--- Begin Given passage ---

Page 3 of 3

Re: Frequent hangs at Quick Repair, and zombie unrar processes

Posted: January 3rd, 2019, 8:34 pm
by Veteran68
Just tried your test NZB. It completed a my_1GB.bin file of 1,048,576,000 bytes containing all 0 (null) bytes. No reported errors, although it did hitch and redownload the last few percent before going into repair mode. But no hung unrar process left behind.

Will try the new directunpacker.py now with the "problem child" NZB from earlier.

EDIT:

Ok, tried the problem NZB again with the latest directunpacker.py. Similar result. I did notice that while it completed unpacking and repairing (like last time) this time the SAB process hung at "Moving:..." When I then attempted to restart SAB, it became a defunct zombie process itself with a state of Zl, as opposed to the D state of the unrar process. Now I'm assuming since we're direct unpacking to the completion folder, that the "move" should be no more than a folder rename operation, right?

Image

Also tried to strace both the sabnzbdplus and the unrar process. The unrar process can't (easily) be straced because of the disk wait situation. strace can't be exited in that state, nor killed in the normal fashion. I had to Ctrl-Z and bg to send to background, then kill -9 the background pid. When this happens strace doesn't flush its output buffers to disk, so my output file was empty. :(

The sabnzbdplus Python process did produce a trace file, but I don't see anything useful in there. Just a bunch of select and futex calls, with some futex calls returning "EAGAIN (Resource Temporarily Unavailable)" from time to time, which may be expected given the nature of futexes/mutexes.

--- End Given passage ---

### Set of tasks
A – According to the forum post, what was the size in bytes of the my_1GB.bin file produced by the test NZB?
B – Reproduce the forum post's wording between "Posted: January 3rd, 2019, 8:34" and "NZB from earlier.", inclusive.

--- Begin Provided records ---

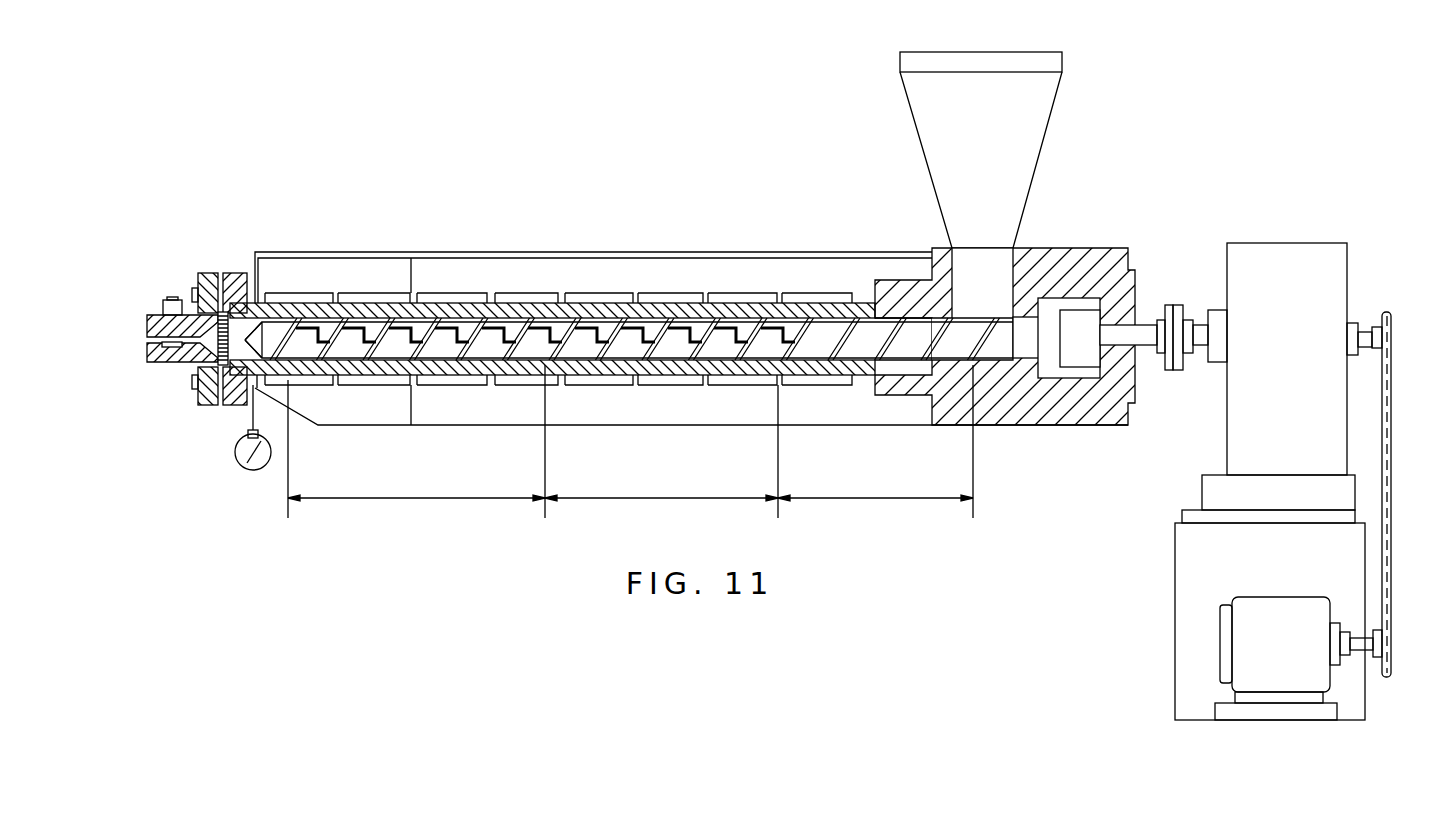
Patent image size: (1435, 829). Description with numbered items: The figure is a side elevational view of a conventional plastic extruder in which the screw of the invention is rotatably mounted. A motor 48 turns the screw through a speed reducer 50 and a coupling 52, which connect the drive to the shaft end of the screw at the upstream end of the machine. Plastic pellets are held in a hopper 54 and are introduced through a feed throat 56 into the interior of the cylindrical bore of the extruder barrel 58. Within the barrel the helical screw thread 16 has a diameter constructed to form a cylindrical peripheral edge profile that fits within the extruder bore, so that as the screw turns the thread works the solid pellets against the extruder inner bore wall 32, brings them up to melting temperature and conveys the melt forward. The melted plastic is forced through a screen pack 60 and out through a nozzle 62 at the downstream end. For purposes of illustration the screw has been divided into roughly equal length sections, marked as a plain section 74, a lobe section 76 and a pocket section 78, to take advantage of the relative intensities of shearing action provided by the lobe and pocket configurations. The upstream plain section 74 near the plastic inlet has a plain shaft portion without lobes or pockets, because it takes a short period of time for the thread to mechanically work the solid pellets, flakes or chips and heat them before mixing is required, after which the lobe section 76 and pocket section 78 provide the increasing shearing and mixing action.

The screw thread 16 is at (620, 322).
The extruder inner bore wall 32 is at (742, 303).
The motor 48 is at (1237, 645).
The speed reducer 50 is at (1307, 250).
The coupling 52 is at (1172, 305).
The hopper 54 is at (1020, 118).
The feed throat 56 is at (1000, 258).
The extruder barrel 58 is at (500, 295).
The screen pack 60 is at (246, 282).
The nozzle 62 is at (145, 337).
The plain section 74 is at (875, 441).
The lobe section 76 is at (661, 451).
The pocket section 78 is at (416, 441).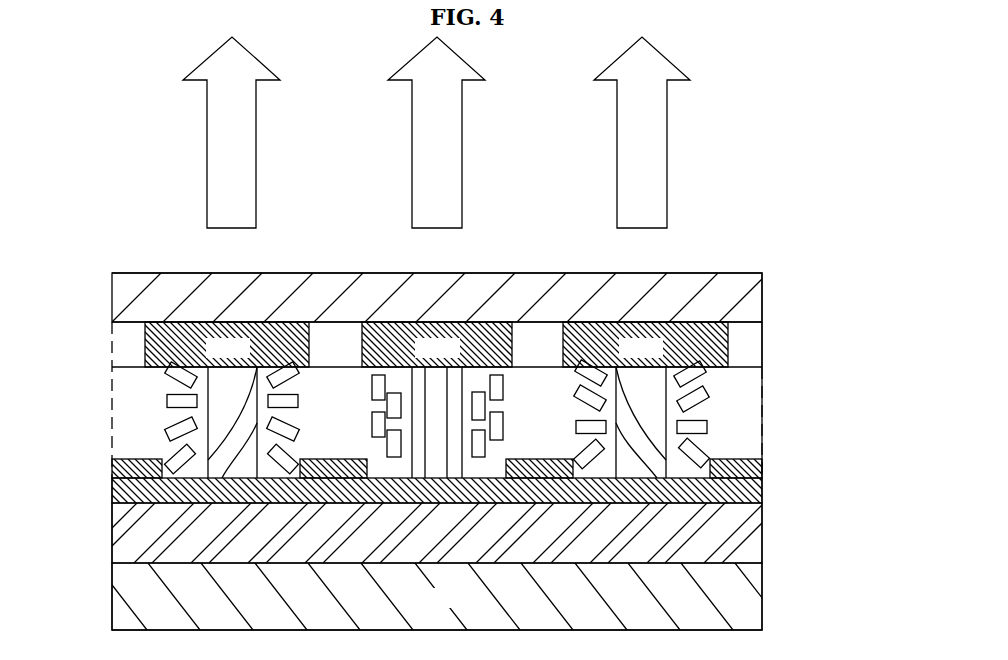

--- End Provided records ---

### Responses per task
A – 1,048,576,000 bytes.

B –
Posted: January 3rd, 2019, 8:34 pm
by Veteran68
Just tried your test NZB. It completed a my_1GB.bin file of 1,048,576,000 bytes containing all 0 (null) bytes. No reported errors, although it did hitch and redownload the last few percent before going into repair mode. But no hung unrar process left behind.

Will try the new directunpacker.py now with the "problem child" NZB from earlier.